- [Dataset content]
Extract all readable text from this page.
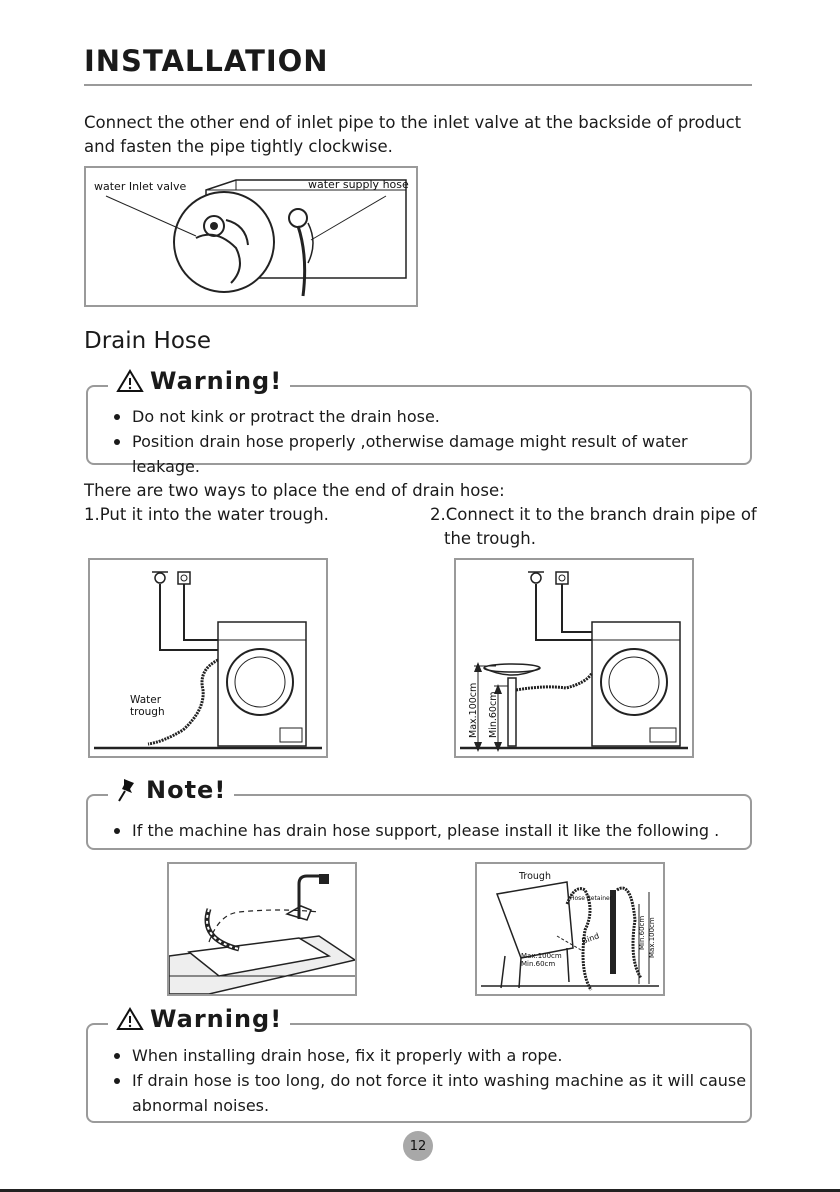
INSTALLATION
Connect the other end of inlet pipe to the inlet valve at the backside of product
and fasten the pipe tightly clockwise.
water Inlet valve	water supply hose
Drain Hose
Warning!
Do not kink or protract the drain hose.
Position drain hose properly ,otherwise damage might result of water leakage.
There are two ways to place the end of drain hose:
1.Put it into the water trough.	2.Connect it to the branch drain pipe of
the trough.
Water
trough	Max.100cm Min.60cm
Note!
If the machine has drain hose support, please install it like the following .
Trough
Hose Retainer
Bind
Max.100cm
Min.60cm
Min.60cm Max.100cm
Warning!
When installing drain hose, fix it properly with a rope.
If drain hose is too long, do not force it into washing machine as it will cause
abnormal noises.
12
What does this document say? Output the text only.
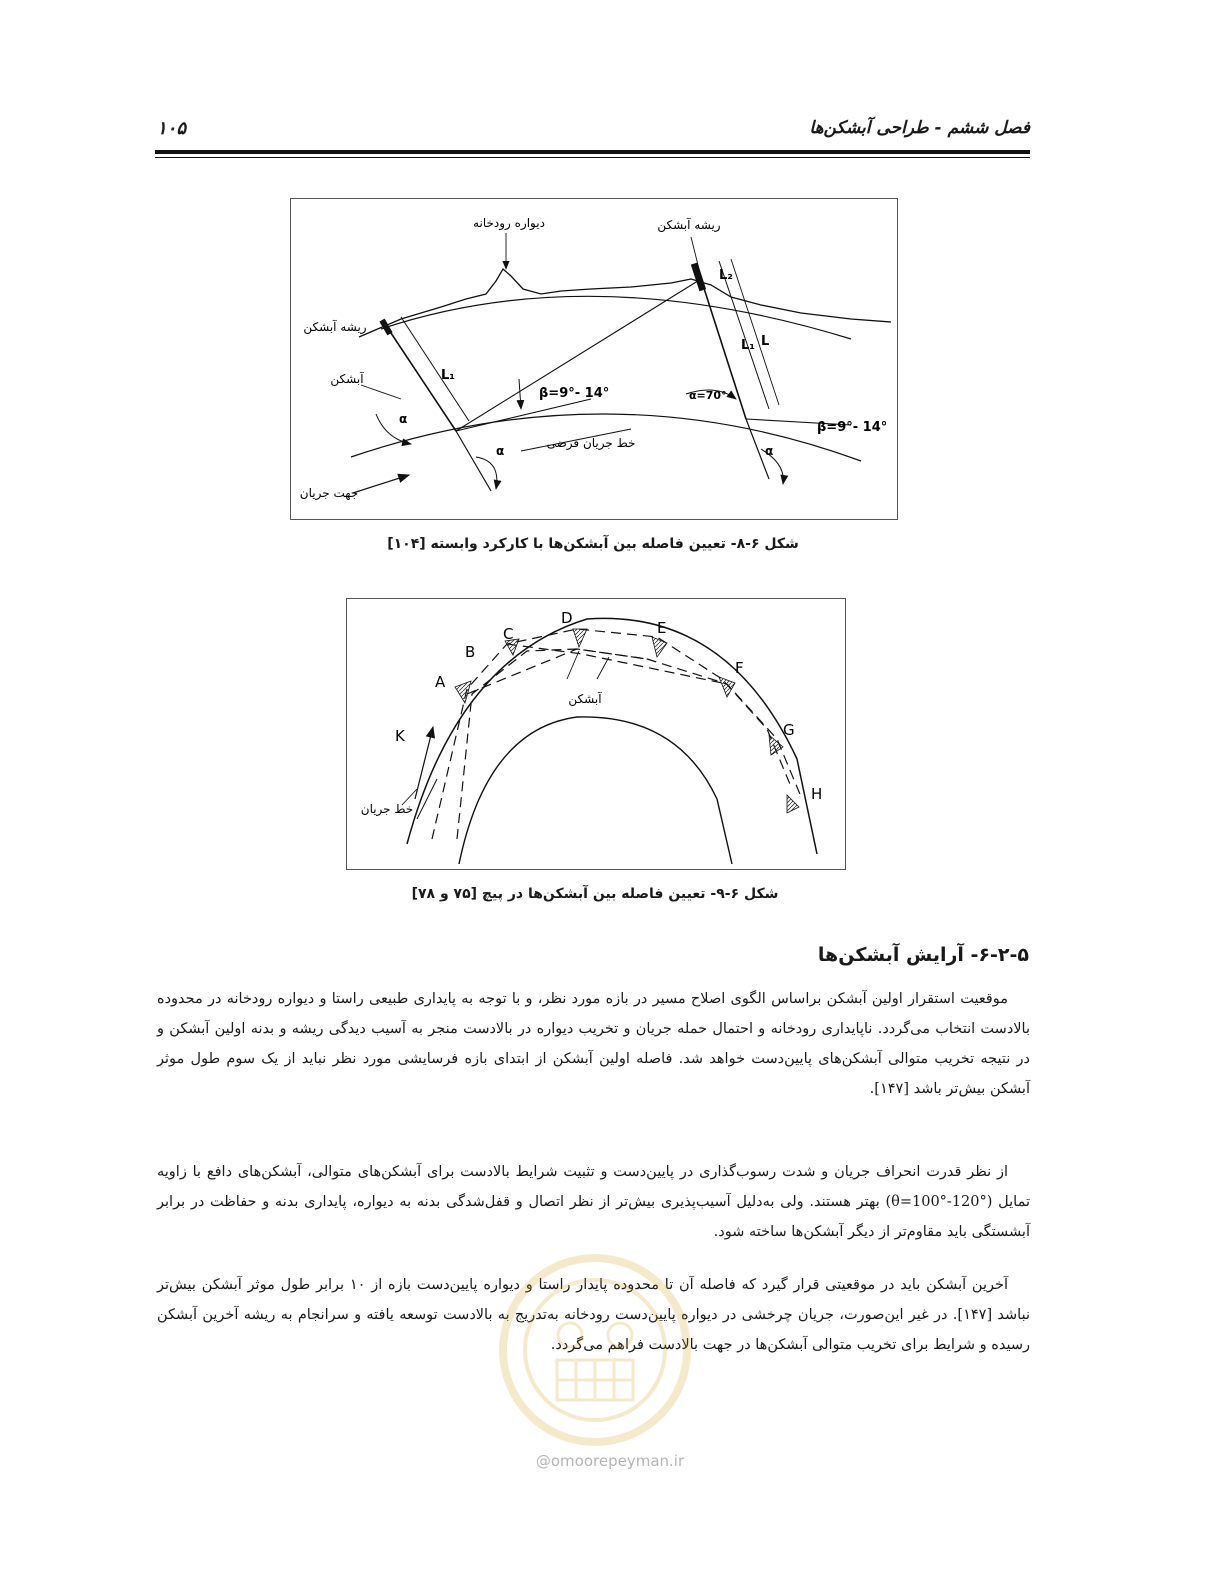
فصل ششم - طراحی آبشکن‌ها
۱۰۵
دیواره رودخانه	ریشه آبشکن
ریشه آبشکن
آبشکن
β=9°- 14°	α=70°
β=9°- 14°
α
α	α
L₁
L₂
L₁ L
خط جریان فرضی
جهت جریان
شکل ۶-۸- تعیین فاصله بین آبشکن‌ها با کارکرد وابسته [۱۰۴]
K
A
B
C
D
E
F
G
H
آبشکن
خط جریان
شکل ۶-۹- تعیین فاصله بین آبشکن‌ها در پیچ [۷۵ و ۷۸]
۶-۲-۵- آرایش آبشکن‌ها

موقعیت استقرار اولین آبشکن براساس الگوی اصلاح مسیر در بازه مورد نظر، و با توجه به پایداری طبیعی راستا و دیواره رودخانه در محدوده بالادست انتخاب می‌گردد. ناپایداری رودخانه و احتمال حمله جریان و تخریب دیواره در بالادست منجر به آسیب دیدگی ریشه و بدنه اولین آبشکن و در نتیجه تخریب متوالی آبشکن‌های پایین‌دست خواهد شد. فاصله اولین آبشکن از ابتدای بازه فرسایشی مورد نظر نباید از یک سوم طول موثر آبشکن بیش‌تر باشد [۱۴۷].

از نظر قدرت انحراف جریان و شدت رسوب‌گذاری در پایین‌دست و تثبیت شرایط بالادست برای آبشکن‌های متوالی، آبشکن‌های دافع با زاویه تمایل (θ=100°-120°) بهتر هستند. ولی به‌دلیل آسیب‌پذیری بیش‌تر از نظر اتصال و قفل‌شدگی بدنه به دیواره، پایداری بدنه و حفاظت در برابر آبشستگی باید مقاوم‌تر از دیگر آبشکن‌ها ساخته شود.

آخرین آبشکن باید در موقعیتی قرار گیرد که فاصله آن تا محدوده پایدار راستا و دیواره پایین‌دست بازه از ۱۰ برابر طول موثر آبشکن بیش‌تر نباشد [۱۴۷]. در غیر این‌صورت، جریان چرخشی در دیواره پایین‌دست رودخانه به‌تدریج به بالادست توسعه یافته و سرانجام به ریشه آخرین آبشکن رسیده و شرایط برای تخریب متوالی آبشکن‌ها در جهت بالادست فراهم می‌گردد.

@omoorepeyman.ir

- [Written task]
Please reproduce nothing but the lines from the one containing "What does this" through the closing line of the listing, retyped word for word, pictures excluded.

- [Output below]
What does this document say? Output the text only.
فصل ششم - طراحی آبشکن‌ها
۱۰۵
دیواره رودخانه	ریشه آبشکن
ریشه آبشکن
آبشکن
β=9°- 14°	α=70°
β=9°- 14°
α
α	α
L₁
L₂
L₁ L
خط جریان فرضی
جهت جریان
شکل ۶-۸- تعیین فاصله بین آبشکن‌ها با کارکرد وابسته [۱۰۴]
K
A
B
C
D
E
F
G
H
آبشکن
خط جریان
شکل ۶-۹- تعیین فاصله بین آبشکن‌ها در پیچ [۷۵ و ۷۸]
۶-۲-۵- آرایش آبشکن‌ها

موقعیت استقرار اولین آبشکن براساس الگوی اصلاح مسیر در بازه مورد نظر، و با توجه به پایداری طبیعی راستا و دیواره رودخانه در محدوده بالادست انتخاب می‌گردد. ناپایداری رودخانه و احتمال حمله جریان و تخریب دیواره در بالادست منجر به آسیب دیدگی ریشه و بدنه اولین آبشکن و در نتیجه تخریب متوالی آبشکن‌های پایین‌دست خواهد شد. فاصله اولین آبشکن از ابتدای بازه فرسایشی مورد نظر نباید از یک سوم طول موثر آبشکن بیش‌تر باشد [۱۴۷].

از نظر قدرت انحراف جریان و شدت رسوب‌گذاری در پایین‌دست و تثبیت شرایط بالادست برای آبشکن‌های متوالی، آبشکن‌های دافع با زاویه تمایل (θ=100°-120°) بهتر هستند. ولی به‌دلیل آسیب‌پذیری بیش‌تر از نظر اتصال و قفل‌شدگی بدنه به دیواره، پایداری بدنه و حفاظت در برابر آبشستگی باید مقاوم‌تر از دیگر آبشکن‌ها ساخته شود.

آخرین آبشکن باید در موقعیتی قرار گیرد که فاصله آن تا محدوده پایدار راستا و دیواره پایین‌دست بازه از ۱۰ برابر طول موثر آبشکن بیش‌تر نباشد [۱۴۷]. در غیر این‌صورت، جریان چرخشی در دیواره پایین‌دست رودخانه به‌تدریج به بالادست توسعه یافته و سرانجام به ریشه آخرین آبشکن رسیده و شرایط برای تخریب متوالی آبشکن‌ها در جهت بالادست فراهم می‌گردد.

@omoorepeyman.ir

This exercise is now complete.